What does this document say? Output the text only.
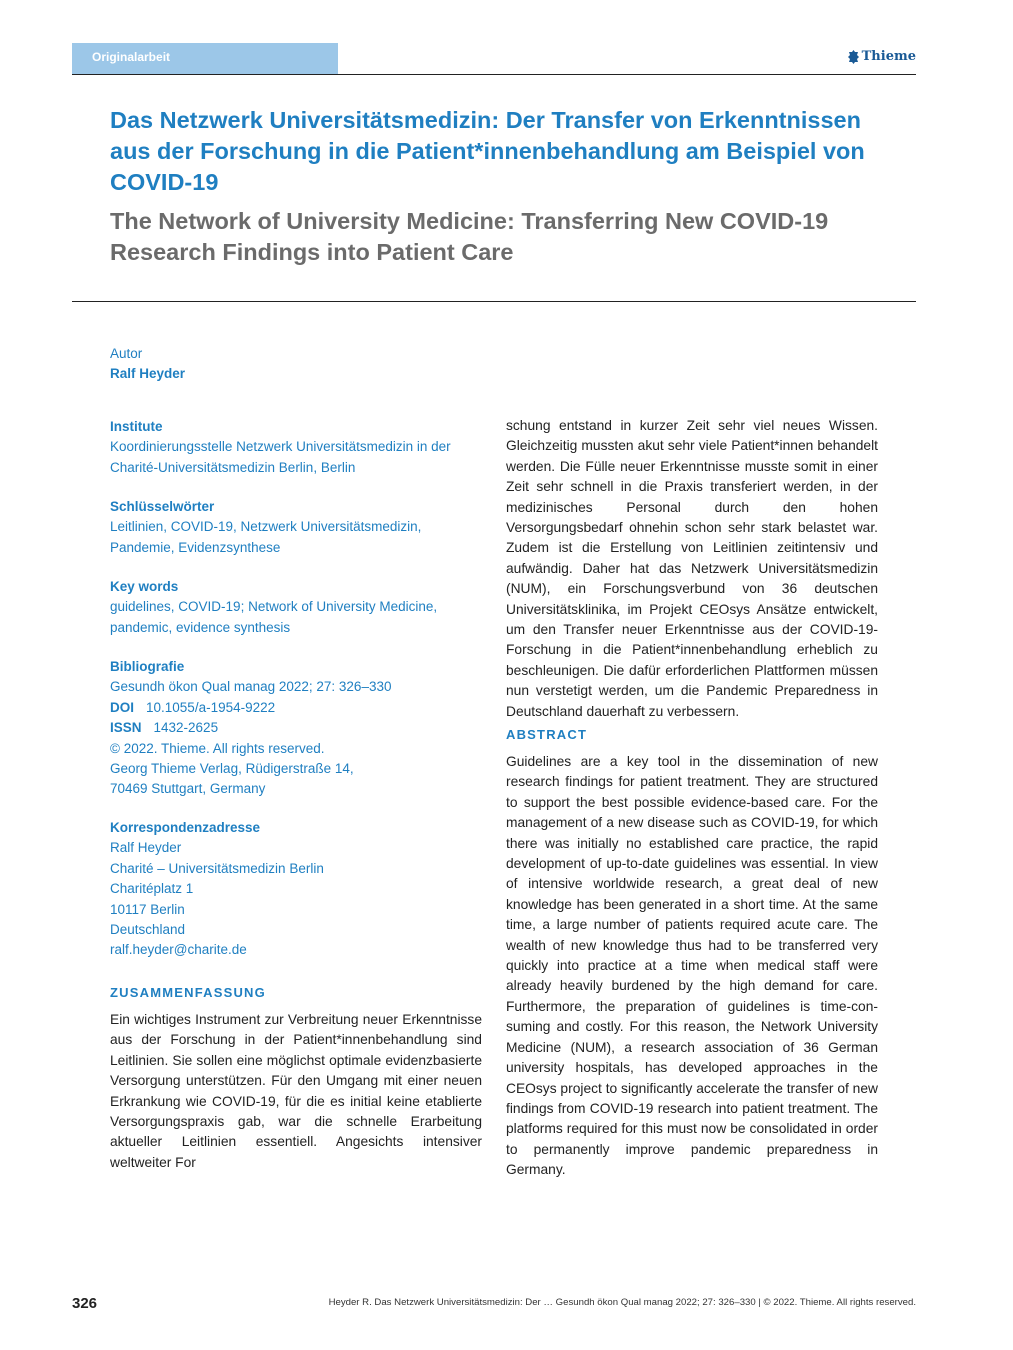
Originalarbeit	Thieme
Das Netzwerk Universitätsmedizin: Der Transfer von Erkenntnissen aus der Forschung in die Patient*innenbehandlung am Beispiel von COVID-19
The Network of University Medicine: Transferring New COVID-19 Research Findings into Patient Care
Autor
Ralf Heyder
Institute
Koordinierungsstelle Netzwerk Universitätsmedizin in der
Charité-Universitätsmedizin Berlin, Berlin
Schlüsselwörter
Leitlinien, COVID-19, Netzwerk Universitätsmedizin,
Pandemie, Evidenzsynthese
Key words
guidelines, COVID-19; Network of University Medicine,
pandemic, evidence synthesis
Bibliografie
Gesundh ökon Qual manag 2022; 27: 326–330
DOI 10.1055/a-1954-9222
ISSN 1432-2625
© 2022. Thieme. All rights reserved.
Georg Thieme Verlag, Rüdigerstraße 14,
70469 Stuttgart, Germany
Korrespondenzadresse
Ralf Heyder
Charité – Universitätsmedizin Berlin
Charitéplatz 1
10117 Berlin
Deutschland
ralf.heyder@charite.de
ZUSAMMENFASSUNG

Ein wichtiges Instrument zur Verbreitung neuer Erkenntnisse aus der Forschung in der Patient*innenbehandlung sind Leitlinien. Sie sollen eine möglichst optimale evidenzbasierte Versorgung unterstützen. Für den Umgang mit einer neuen Erkrankung wie COVID-19, für die es initial keine etablierte Versorgungspraxis gab, war die schnelle Erarbeitung aktueller Leitlinien essentiell. Angesichts intensiver weltweiter For

schung entstand in kurzer Zeit sehr viel neues Wissen. Gleichzeitig mussten akut sehr viele Patient*innen behandelt werden. Die Fülle neuer Erkenntnisse musste somit in einer Zeit sehr schnell in die Praxis transferiert werden, in der medizinisches Personal durch den hohen Versorgungsbedarf ohnehin schon sehr stark belastet war. Zudem ist die Erstellung von Leitlinien zeitintensiv und aufwändig. Daher hat das Netzwerk Universitätsmedizin (NUM), ein Forschungsverbund von 36 deutschen Universitätsklinika, im Projekt CEOsys Ansätze entwickelt, um den Transfer neuer Erkenntnisse aus der COVID-19-Forschung in die Patient*innenbehandlung erheblich zu beschleunigen. Die dafür erforderlichen Plattformen müssen nun verstetigt werden, um die Pandemic Preparedness in Deutschland dauerhaft zu verbessern.

ABSTRACT

Guidelines are a key tool in the dissemination of new research findings for patient treatment. They are structured to support the best possible evidence-based care. For the management of a new disease such as COVID-19, for which there was initially no established care practice, the rapid development of up-to-date guidelines was essential. In view of intensive worldwide research, a great deal of new knowledge has been generated in a short time. At the same time, a large number of patients required acute care. The wealth of new knowledge thus had to be transferred very quickly into practice at a time when medical staff were already heavily burdened by the high demand for care. Furthermore, the preparation of guidelines is time-consuming and costly. For this reason, the Network University Medicine (NUM), a research association of 36 German university hospitals, has developed approaches in the CEOsys project to significantly accelerate the transfer of new findings from COVID-19 research into patient treatment. The platforms required for this must now be consolidated in order to permanently improve pandemic preparedness in Germany.

326	Heyder R. Das Netzwerk Universitätsmedizin: Der … Gesundh ökon Qual manag 2022; 27: 326–330 | © 2022. Thieme. All rights reserved.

◆ Task details:
Extract all the data above exactly, excluding every picture.

◆ Answer space:
What does this document say? Output the text only.
Originalarbeit	Thieme
Das Netzwerk Universitätsmedizin: Der Transfer von Erkenntnissen aus der Forschung in die Patient*innenbehandlung am Beispiel von COVID-19
The Network of University Medicine: Transferring New COVID-19 Research Findings into Patient Care
Autor
Ralf Heyder
Institute
Koordinierungsstelle Netzwerk Universitätsmedizin in der
Charité-Universitätsmedizin Berlin, Berlin
Schlüsselwörter
Leitlinien, COVID-19, Netzwerk Universitätsmedizin,
Pandemie, Evidenzsynthese
Key words
guidelines, COVID-19; Network of University Medicine,
pandemic, evidence synthesis
Bibliografie
Gesundh ökon Qual manag 2022; 27: 326–330
DOI 10.1055/a-1954-9222
ISSN 1432-2625
© 2022. Thieme. All rights reserved.
Georg Thieme Verlag, Rüdigerstraße 14,
70469 Stuttgart, Germany
Korrespondenzadresse
Ralf Heyder
Charité – Universitätsmedizin Berlin
Charitéplatz 1
10117 Berlin
Deutschland
ralf.heyder@charite.de
ZUSAMMENFASSUNG

Ein wichtiges Instrument zur Verbreitung neuer Erkenntnisse aus der Forschung in der Patient*innenbehandlung sind Leitlinien. Sie sollen eine möglichst optimale evidenzbasierte Versorgung unterstützen. Für den Umgang mit einer neuen Erkrankung wie COVID-19, für die es initial keine etablierte Versorgungspraxis gab, war die schnelle Erarbeitung aktueller Leitlinien essentiell. Angesichts intensiver weltweiter For

schung entstand in kurzer Zeit sehr viel neues Wissen. Gleichzeitig mussten akut sehr viele Patient*innen behandelt werden. Die Fülle neuer Erkenntnisse musste somit in einer Zeit sehr schnell in die Praxis transferiert werden, in der medizinisches Personal durch den hohen Versorgungsbedarf ohnehin schon sehr stark belastet war. Zudem ist die Erstellung von Leitlinien zeitintensiv und aufwändig. Daher hat das Netzwerk Universitätsmedizin (NUM), ein Forschungsverbund von 36 deutschen Universitätsklinika, im Projekt CEOsys Ansätze entwickelt, um den Transfer neuer Erkenntnisse aus der COVID-19-Forschung in die Patient*innenbehandlung erheblich zu beschleunigen. Die dafür erforderlichen Plattformen müssen nun verstetigt werden, um die Pandemic Preparedness in Deutschland dauerhaft zu verbessern.

ABSTRACT

Guidelines are a key tool in the dissemination of new research findings for patient treatment. They are structured to support the best possible evidence-based care. For the management of a new disease such as COVID-19, for which there was initially no established care practice, the rapid development of up-to-date guidelines was essential. In view of intensive worldwide research, a great deal of new knowledge has been generated in a short time. At the same time, a large number of patients required acute care. The wealth of new knowledge thus had to be transferred very quickly into practice at a time when medical staff were already heavily burdened by the high demand for care. Furthermore, the preparation of guidelines is time-consuming and costly. For this reason, the Network University Medicine (NUM), a research association of 36 German university hospitals, has developed approaches in the CEOsys project to significantly accelerate the transfer of new findings from COVID-19 research into patient treatment. The platforms required for this must now be consolidated in order to permanently improve pandemic preparedness in Germany.

326	Heyder R. Das Netzwerk Universitätsmedizin: Der … Gesundh ökon Qual manag 2022; 27: 326–330 | © 2022. Thieme. All rights reserved.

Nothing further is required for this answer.